Exercise goal. Return a copy of each line that holds the string "this".

Some records:
────────────────────────────────────────
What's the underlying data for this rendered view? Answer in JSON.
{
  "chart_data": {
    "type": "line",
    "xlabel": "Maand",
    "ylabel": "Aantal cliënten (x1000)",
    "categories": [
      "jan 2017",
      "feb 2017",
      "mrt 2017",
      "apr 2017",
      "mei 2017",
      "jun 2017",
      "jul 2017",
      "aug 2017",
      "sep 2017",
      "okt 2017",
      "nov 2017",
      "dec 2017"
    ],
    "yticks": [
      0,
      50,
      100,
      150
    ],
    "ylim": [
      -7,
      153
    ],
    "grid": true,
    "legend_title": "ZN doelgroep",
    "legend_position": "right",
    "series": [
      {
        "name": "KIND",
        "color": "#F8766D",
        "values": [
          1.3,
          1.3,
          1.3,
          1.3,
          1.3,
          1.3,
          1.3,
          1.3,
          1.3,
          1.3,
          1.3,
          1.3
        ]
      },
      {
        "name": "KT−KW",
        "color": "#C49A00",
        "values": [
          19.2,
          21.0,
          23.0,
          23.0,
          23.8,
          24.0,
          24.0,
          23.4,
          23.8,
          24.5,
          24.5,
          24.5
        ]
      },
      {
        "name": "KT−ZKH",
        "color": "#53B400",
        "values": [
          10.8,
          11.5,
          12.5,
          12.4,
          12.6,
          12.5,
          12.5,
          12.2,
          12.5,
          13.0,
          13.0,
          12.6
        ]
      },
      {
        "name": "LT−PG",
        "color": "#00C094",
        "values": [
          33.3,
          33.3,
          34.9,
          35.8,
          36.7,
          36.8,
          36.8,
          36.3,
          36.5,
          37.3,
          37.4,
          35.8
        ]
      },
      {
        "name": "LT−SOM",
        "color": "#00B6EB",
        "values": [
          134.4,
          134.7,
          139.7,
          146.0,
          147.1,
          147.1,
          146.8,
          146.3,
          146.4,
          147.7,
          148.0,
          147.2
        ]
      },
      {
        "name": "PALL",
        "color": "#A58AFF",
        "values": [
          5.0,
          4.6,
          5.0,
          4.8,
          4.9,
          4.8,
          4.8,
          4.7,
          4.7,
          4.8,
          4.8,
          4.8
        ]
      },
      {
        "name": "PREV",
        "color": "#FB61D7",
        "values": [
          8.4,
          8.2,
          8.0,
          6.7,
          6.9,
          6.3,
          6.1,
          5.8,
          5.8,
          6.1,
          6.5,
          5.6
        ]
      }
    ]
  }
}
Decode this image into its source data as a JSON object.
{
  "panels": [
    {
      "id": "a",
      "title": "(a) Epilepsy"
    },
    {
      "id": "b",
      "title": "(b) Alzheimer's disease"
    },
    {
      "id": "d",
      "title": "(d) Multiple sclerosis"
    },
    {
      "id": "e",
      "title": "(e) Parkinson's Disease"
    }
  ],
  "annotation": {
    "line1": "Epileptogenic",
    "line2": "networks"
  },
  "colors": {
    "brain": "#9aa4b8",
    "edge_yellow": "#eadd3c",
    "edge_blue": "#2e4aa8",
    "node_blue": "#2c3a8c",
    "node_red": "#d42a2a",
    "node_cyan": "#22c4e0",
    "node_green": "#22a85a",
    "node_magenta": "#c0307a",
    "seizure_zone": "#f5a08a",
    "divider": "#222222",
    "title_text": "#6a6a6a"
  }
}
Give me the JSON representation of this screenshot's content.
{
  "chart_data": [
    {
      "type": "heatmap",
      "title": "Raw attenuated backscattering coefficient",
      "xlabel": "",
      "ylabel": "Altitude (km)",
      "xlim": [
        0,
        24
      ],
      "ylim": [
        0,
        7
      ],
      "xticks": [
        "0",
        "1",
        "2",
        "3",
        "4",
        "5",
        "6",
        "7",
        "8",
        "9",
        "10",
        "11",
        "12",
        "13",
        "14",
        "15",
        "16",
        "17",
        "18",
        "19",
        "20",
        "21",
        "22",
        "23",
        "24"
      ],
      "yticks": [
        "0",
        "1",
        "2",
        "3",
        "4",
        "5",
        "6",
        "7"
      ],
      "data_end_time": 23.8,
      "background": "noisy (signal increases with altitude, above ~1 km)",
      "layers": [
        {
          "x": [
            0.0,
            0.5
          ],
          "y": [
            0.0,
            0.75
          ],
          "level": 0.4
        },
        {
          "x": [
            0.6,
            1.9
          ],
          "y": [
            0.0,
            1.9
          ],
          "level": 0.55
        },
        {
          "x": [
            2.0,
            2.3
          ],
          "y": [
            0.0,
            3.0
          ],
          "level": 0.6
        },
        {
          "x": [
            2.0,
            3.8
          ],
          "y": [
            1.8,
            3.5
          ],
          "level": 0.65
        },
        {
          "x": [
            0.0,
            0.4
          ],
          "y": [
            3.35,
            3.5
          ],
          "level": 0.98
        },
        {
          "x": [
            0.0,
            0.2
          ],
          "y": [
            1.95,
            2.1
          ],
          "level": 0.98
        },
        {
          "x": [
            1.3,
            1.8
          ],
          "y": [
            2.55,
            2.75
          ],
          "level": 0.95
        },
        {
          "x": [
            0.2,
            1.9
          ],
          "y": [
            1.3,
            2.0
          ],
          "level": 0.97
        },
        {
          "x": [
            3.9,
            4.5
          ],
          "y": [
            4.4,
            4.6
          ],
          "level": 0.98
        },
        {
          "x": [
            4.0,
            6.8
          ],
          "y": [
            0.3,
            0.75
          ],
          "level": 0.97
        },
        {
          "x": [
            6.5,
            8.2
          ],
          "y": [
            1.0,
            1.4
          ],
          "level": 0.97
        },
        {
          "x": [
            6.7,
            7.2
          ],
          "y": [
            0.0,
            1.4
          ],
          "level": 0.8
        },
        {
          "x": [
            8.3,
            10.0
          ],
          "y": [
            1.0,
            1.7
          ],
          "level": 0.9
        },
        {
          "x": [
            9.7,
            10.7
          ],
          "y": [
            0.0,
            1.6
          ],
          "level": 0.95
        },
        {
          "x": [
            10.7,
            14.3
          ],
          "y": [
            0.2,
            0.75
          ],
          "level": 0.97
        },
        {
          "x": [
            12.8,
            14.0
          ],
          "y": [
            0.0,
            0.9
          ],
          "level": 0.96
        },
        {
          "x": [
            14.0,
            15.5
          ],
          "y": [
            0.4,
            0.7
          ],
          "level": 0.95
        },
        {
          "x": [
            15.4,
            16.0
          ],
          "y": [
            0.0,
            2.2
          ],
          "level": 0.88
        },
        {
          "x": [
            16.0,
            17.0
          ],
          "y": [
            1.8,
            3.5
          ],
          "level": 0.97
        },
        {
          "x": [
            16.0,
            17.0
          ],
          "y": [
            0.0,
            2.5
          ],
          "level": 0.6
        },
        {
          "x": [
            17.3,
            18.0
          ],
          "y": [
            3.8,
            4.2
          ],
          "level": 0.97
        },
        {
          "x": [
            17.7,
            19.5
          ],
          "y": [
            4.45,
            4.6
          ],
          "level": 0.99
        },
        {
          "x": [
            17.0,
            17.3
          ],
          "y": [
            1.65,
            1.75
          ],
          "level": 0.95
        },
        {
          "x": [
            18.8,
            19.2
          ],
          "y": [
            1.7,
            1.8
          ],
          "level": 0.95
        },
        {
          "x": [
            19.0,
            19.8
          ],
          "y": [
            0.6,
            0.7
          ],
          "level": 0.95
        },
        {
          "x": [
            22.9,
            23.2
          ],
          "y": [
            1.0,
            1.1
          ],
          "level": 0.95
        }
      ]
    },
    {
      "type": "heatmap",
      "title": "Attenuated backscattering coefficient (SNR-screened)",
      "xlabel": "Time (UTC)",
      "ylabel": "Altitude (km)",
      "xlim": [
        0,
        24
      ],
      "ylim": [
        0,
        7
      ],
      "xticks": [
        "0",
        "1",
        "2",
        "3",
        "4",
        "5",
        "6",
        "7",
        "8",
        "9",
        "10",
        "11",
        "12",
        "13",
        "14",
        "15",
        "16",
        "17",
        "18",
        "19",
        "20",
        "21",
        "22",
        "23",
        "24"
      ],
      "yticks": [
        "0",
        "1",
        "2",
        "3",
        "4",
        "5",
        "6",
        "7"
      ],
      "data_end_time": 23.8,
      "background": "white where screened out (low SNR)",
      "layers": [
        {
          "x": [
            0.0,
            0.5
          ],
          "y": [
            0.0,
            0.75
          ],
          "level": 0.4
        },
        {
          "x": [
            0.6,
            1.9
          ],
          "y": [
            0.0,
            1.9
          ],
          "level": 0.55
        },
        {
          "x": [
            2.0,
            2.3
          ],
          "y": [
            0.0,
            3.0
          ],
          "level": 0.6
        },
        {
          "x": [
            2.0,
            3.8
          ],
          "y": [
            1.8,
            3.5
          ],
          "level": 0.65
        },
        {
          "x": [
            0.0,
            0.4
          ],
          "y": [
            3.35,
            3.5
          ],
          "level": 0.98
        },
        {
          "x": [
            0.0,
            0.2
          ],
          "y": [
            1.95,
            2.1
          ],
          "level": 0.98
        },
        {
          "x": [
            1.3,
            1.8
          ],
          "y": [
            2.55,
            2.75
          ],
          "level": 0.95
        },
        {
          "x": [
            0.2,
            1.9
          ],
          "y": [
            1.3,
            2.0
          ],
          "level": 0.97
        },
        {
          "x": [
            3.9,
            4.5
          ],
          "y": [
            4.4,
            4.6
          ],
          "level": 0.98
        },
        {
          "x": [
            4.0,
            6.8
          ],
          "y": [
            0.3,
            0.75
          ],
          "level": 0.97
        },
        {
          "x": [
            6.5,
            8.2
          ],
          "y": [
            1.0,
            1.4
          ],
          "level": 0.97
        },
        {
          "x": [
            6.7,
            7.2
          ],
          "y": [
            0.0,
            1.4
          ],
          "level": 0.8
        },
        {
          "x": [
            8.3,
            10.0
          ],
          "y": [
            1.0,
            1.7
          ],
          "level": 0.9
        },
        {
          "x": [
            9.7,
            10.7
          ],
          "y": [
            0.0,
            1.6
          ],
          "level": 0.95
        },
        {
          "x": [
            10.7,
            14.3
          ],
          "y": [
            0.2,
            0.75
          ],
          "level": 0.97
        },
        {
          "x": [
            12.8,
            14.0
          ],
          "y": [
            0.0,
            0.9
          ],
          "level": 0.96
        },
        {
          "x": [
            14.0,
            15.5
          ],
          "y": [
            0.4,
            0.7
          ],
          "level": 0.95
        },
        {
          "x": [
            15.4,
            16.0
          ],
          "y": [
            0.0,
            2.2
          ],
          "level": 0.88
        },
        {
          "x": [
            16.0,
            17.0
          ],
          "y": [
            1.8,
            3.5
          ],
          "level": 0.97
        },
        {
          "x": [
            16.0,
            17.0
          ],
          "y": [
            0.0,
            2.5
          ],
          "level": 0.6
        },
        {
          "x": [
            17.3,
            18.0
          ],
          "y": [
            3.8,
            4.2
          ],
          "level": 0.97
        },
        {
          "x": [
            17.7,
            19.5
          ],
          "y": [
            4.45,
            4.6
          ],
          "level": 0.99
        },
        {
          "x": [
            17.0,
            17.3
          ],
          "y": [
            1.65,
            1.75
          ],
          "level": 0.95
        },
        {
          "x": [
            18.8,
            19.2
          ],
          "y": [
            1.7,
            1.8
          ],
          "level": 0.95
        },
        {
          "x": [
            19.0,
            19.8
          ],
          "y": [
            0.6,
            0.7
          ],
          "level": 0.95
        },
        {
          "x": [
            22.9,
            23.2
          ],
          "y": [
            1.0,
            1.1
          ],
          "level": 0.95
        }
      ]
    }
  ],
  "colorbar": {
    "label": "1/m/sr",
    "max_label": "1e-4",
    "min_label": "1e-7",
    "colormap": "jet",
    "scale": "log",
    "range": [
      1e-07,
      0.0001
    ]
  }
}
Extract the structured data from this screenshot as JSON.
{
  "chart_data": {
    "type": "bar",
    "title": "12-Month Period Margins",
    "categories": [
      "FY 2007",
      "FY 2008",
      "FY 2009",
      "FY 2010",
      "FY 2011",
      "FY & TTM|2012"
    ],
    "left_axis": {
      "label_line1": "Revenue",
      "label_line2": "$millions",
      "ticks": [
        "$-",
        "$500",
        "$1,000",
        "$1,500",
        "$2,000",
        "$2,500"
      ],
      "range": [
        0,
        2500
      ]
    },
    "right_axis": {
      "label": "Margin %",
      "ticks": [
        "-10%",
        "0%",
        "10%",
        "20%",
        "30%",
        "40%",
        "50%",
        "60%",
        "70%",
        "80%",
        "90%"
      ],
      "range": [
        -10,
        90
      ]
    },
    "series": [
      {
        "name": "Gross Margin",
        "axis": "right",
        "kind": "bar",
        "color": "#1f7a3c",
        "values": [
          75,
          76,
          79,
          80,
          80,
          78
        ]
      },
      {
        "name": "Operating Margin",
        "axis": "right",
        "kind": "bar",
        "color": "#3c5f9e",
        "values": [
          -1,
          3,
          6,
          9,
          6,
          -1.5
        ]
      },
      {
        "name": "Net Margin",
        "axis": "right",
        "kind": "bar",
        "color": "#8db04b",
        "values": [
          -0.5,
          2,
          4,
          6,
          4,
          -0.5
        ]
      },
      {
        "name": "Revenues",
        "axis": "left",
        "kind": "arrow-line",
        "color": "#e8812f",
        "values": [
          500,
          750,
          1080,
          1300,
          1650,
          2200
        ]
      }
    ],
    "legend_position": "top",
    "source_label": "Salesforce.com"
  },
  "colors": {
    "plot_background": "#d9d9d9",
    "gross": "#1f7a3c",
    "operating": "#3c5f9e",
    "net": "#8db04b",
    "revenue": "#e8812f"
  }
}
────────────────────────────────────────
Full output.
What's the underlying data for this rendered view? Answer in JSON.
Decode this image into its source data as a JSON object.
Give me the JSON representation of this screenshot's content.
Extract the structured data from this screenshot as JSON.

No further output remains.